(Extracts from a graphics dataset)
┏━━
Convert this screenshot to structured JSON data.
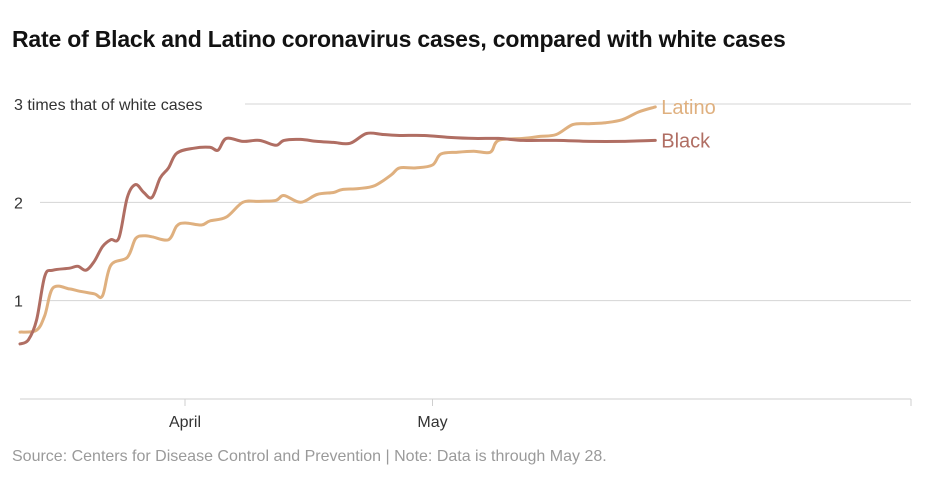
{
  "chart_data": {
    "type": "line",
    "title": "Rate of Black and Latino coronavirus cases, compared with white cases",
    "note": "Source: Centers for Disease Control and Prevention | Note: Data is through May 28.",
    "x_ticks": [
      {
        "label": "April",
        "date": "2020-04-01"
      },
      {
        "label": "May",
        "date": "2020-05-01"
      }
    ],
    "y_ticks": [
      {
        "value": 1,
        "label": "1"
      },
      {
        "value": 2,
        "label": "2"
      },
      {
        "value": 3,
        "label": "3 times that of white cases"
      }
    ],
    "xlim": [
      "2020-03-12",
      "2020-06-28"
    ],
    "ylim": [
      0,
      3
    ],
    "grid": true,
    "series": [
      {
        "name": "Latino",
        "color": "#dfb07f",
        "points": [
          [
            "2020-03-12",
            0.68
          ],
          [
            "2020-03-14",
            0.7
          ],
          [
            "2020-03-15",
            0.85
          ],
          [
            "2020-03-16",
            1.13
          ],
          [
            "2020-03-18",
            1.12
          ],
          [
            "2020-03-19",
            1.1
          ],
          [
            "2020-03-21",
            1.07
          ],
          [
            "2020-03-22",
            1.05
          ],
          [
            "2020-03-23",
            1.36
          ],
          [
            "2020-03-25",
            1.44
          ],
          [
            "2020-03-26",
            1.63
          ],
          [
            "2020-03-27",
            1.66
          ],
          [
            "2020-03-28",
            1.65
          ],
          [
            "2020-03-30",
            1.62
          ],
          [
            "2020-03-31",
            1.76
          ],
          [
            "2020-04-01",
            1.79
          ],
          [
            "2020-04-03",
            1.77
          ],
          [
            "2020-04-04",
            1.81
          ],
          [
            "2020-04-06",
            1.85
          ],
          [
            "2020-04-08",
            2.0
          ],
          [
            "2020-04-10",
            2.01
          ],
          [
            "2020-04-12",
            2.02
          ],
          [
            "2020-04-13",
            2.07
          ],
          [
            "2020-04-15",
            2.0
          ],
          [
            "2020-04-17",
            2.08
          ],
          [
            "2020-04-19",
            2.1
          ],
          [
            "2020-04-20",
            2.13
          ],
          [
            "2020-04-22",
            2.14
          ],
          [
            "2020-04-24",
            2.17
          ],
          [
            "2020-04-26",
            2.28
          ],
          [
            "2020-04-27",
            2.35
          ],
          [
            "2020-04-29",
            2.35
          ],
          [
            "2020-05-01",
            2.38
          ],
          [
            "2020-05-02",
            2.49
          ],
          [
            "2020-05-04",
            2.51
          ],
          [
            "2020-05-06",
            2.52
          ],
          [
            "2020-05-08",
            2.51
          ],
          [
            "2020-05-09",
            2.63
          ],
          [
            "2020-05-12",
            2.65
          ],
          [
            "2020-05-14",
            2.67
          ],
          [
            "2020-05-16",
            2.69
          ],
          [
            "2020-05-18",
            2.79
          ],
          [
            "2020-05-20",
            2.8
          ],
          [
            "2020-05-22",
            2.81
          ],
          [
            "2020-05-24",
            2.84
          ],
          [
            "2020-05-26",
            2.92
          ],
          [
            "2020-05-28",
            2.97
          ]
        ]
      },
      {
        "name": "Black",
        "color": "#b06e63",
        "points": [
          [
            "2020-03-12",
            0.56
          ],
          [
            "2020-03-13",
            0.6
          ],
          [
            "2020-03-14",
            0.8
          ],
          [
            "2020-03-15",
            1.25
          ],
          [
            "2020-03-16",
            1.31
          ],
          [
            "2020-03-18",
            1.33
          ],
          [
            "2020-03-19",
            1.35
          ],
          [
            "2020-03-20",
            1.31
          ],
          [
            "2020-03-21",
            1.4
          ],
          [
            "2020-03-22",
            1.55
          ],
          [
            "2020-03-23",
            1.62
          ],
          [
            "2020-03-24",
            1.64
          ],
          [
            "2020-03-25",
            2.05
          ],
          [
            "2020-03-26",
            2.18
          ],
          [
            "2020-03-27",
            2.1
          ],
          [
            "2020-03-28",
            2.05
          ],
          [
            "2020-03-29",
            2.25
          ],
          [
            "2020-03-30",
            2.35
          ],
          [
            "2020-03-31",
            2.5
          ],
          [
            "2020-04-02",
            2.55
          ],
          [
            "2020-04-04",
            2.56
          ],
          [
            "2020-04-05",
            2.53
          ],
          [
            "2020-04-06",
            2.65
          ],
          [
            "2020-04-08",
            2.62
          ],
          [
            "2020-04-10",
            2.63
          ],
          [
            "2020-04-12",
            2.58
          ],
          [
            "2020-04-13",
            2.63
          ],
          [
            "2020-04-15",
            2.64
          ],
          [
            "2020-04-17",
            2.62
          ],
          [
            "2020-04-19",
            2.61
          ],
          [
            "2020-04-21",
            2.6
          ],
          [
            "2020-04-23",
            2.7
          ],
          [
            "2020-04-25",
            2.69
          ],
          [
            "2020-04-27",
            2.68
          ],
          [
            "2020-04-30",
            2.68
          ],
          [
            "2020-05-03",
            2.66
          ],
          [
            "2020-05-06",
            2.65
          ],
          [
            "2020-05-09",
            2.65
          ],
          [
            "2020-05-12",
            2.63
          ],
          [
            "2020-05-16",
            2.63
          ],
          [
            "2020-05-20",
            2.62
          ],
          [
            "2020-05-24",
            2.62
          ],
          [
            "2020-05-28",
            2.63
          ]
        ]
      }
    ]
  }
}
┗━━
TASK BRIEF –
With images left out, the data must be transcribed exactly.

REPLY TO THE EXERCISE –
Convert this screenshot to structured JSON data.
{
  "chart_data": {
    "type": "line",
    "title": "Rate of Black and Latino coronavirus cases, compared with white cases",
    "note": "Source: Centers for Disease Control and Prevention | Note: Data is through May 28.",
    "x_ticks": [
      {
        "label": "April",
        "date": "2020-04-01"
      },
      {
        "label": "May",
        "date": "2020-05-01"
      }
    ],
    "y_ticks": [
      {
        "value": 1,
        "label": "1"
      },
      {
        "value": 2,
        "label": "2"
      },
      {
        "value": 3,
        "label": "3 times that of white cases"
      }
    ],
    "xlim": [
      "2020-03-12",
      "2020-06-28"
    ],
    "ylim": [
      0,
      3
    ],
    "grid": true,
    "series": [
      {
        "name": "Latino",
        "color": "#dfb07f",
        "points": [
          [
            "2020-03-12",
            0.68
          ],
          [
            "2020-03-14",
            0.7
          ],
          [
            "2020-03-15",
            0.85
          ],
          [
            "2020-03-16",
            1.13
          ],
          [
            "2020-03-18",
            1.12
          ],
          [
            "2020-03-19",
            1.1
          ],
          [
            "2020-03-21",
            1.07
          ],
          [
            "2020-03-22",
            1.05
          ],
          [
            "2020-03-23",
            1.36
          ],
          [
            "2020-03-25",
            1.44
          ],
          [
            "2020-03-26",
            1.63
          ],
          [
            "2020-03-27",
            1.66
          ],
          [
            "2020-03-28",
            1.65
          ],
          [
            "2020-03-30",
            1.62
          ],
          [
            "2020-03-31",
            1.76
          ],
          [
            "2020-04-01",
            1.79
          ],
          [
            "2020-04-03",
            1.77
          ],
          [
            "2020-04-04",
            1.81
          ],
          [
            "2020-04-06",
            1.85
          ],
          [
            "2020-04-08",
            2.0
          ],
          [
            "2020-04-10",
            2.01
          ],
          [
            "2020-04-12",
            2.02
          ],
          [
            "2020-04-13",
            2.07
          ],
          [
            "2020-04-15",
            2.0
          ],
          [
            "2020-04-17",
            2.08
          ],
          [
            "2020-04-19",
            2.1
          ],
          [
            "2020-04-20",
            2.13
          ],
          [
            "2020-04-22",
            2.14
          ],
          [
            "2020-04-24",
            2.17
          ],
          [
            "2020-04-26",
            2.28
          ],
          [
            "2020-04-27",
            2.35
          ],
          [
            "2020-04-29",
            2.35
          ],
          [
            "2020-05-01",
            2.38
          ],
          [
            "2020-05-02",
            2.49
          ],
          [
            "2020-05-04",
            2.51
          ],
          [
            "2020-05-06",
            2.52
          ],
          [
            "2020-05-08",
            2.51
          ],
          [
            "2020-05-09",
            2.63
          ],
          [
            "2020-05-12",
            2.65
          ],
          [
            "2020-05-14",
            2.67
          ],
          [
            "2020-05-16",
            2.69
          ],
          [
            "2020-05-18",
            2.79
          ],
          [
            "2020-05-20",
            2.8
          ],
          [
            "2020-05-22",
            2.81
          ],
          [
            "2020-05-24",
            2.84
          ],
          [
            "2020-05-26",
            2.92
          ],
          [
            "2020-05-28",
            2.97
          ]
        ]
      },
      {
        "name": "Black",
        "color": "#b06e63",
        "points": [
          [
            "2020-03-12",
            0.56
          ],
          [
            "2020-03-13",
            0.6
          ],
          [
            "2020-03-14",
            0.8
          ],
          [
            "2020-03-15",
            1.25
          ],
          [
            "2020-03-16",
            1.31
          ],
          [
            "2020-03-18",
            1.33
          ],
          [
            "2020-03-19",
            1.35
          ],
          [
            "2020-03-20",
            1.31
          ],
          [
            "2020-03-21",
            1.4
          ],
          [
            "2020-03-22",
            1.55
          ],
          [
            "2020-03-23",
            1.62
          ],
          [
            "2020-03-24",
            1.64
          ],
          [
            "2020-03-25",
            2.05
          ],
          [
            "2020-03-26",
            2.18
          ],
          [
            "2020-03-27",
            2.1
          ],
          [
            "2020-03-28",
            2.05
          ],
          [
            "2020-03-29",
            2.25
          ],
          [
            "2020-03-30",
            2.35
          ],
          [
            "2020-03-31",
            2.5
          ],
          [
            "2020-04-02",
            2.55
          ],
          [
            "2020-04-04",
            2.56
          ],
          [
            "2020-04-05",
            2.53
          ],
          [
            "2020-04-06",
            2.65
          ],
          [
            "2020-04-08",
            2.62
          ],
          [
            "2020-04-10",
            2.63
          ],
          [
            "2020-04-12",
            2.58
          ],
          [
            "2020-04-13",
            2.63
          ],
          [
            "2020-04-15",
            2.64
          ],
          [
            "2020-04-17",
            2.62
          ],
          [
            "2020-04-19",
            2.61
          ],
          [
            "2020-04-21",
            2.6
          ],
          [
            "2020-04-23",
            2.7
          ],
          [
            "2020-04-25",
            2.69
          ],
          [
            "2020-04-27",
            2.68
          ],
          [
            "2020-04-30",
            2.68
          ],
          [
            "2020-05-03",
            2.66
          ],
          [
            "2020-05-06",
            2.65
          ],
          [
            "2020-05-09",
            2.65
          ],
          [
            "2020-05-12",
            2.63
          ],
          [
            "2020-05-16",
            2.63
          ],
          [
            "2020-05-20",
            2.62
          ],
          [
            "2020-05-24",
            2.62
          ],
          [
            "2020-05-28",
            2.63
          ]
        ]
      }
    ]
  }
}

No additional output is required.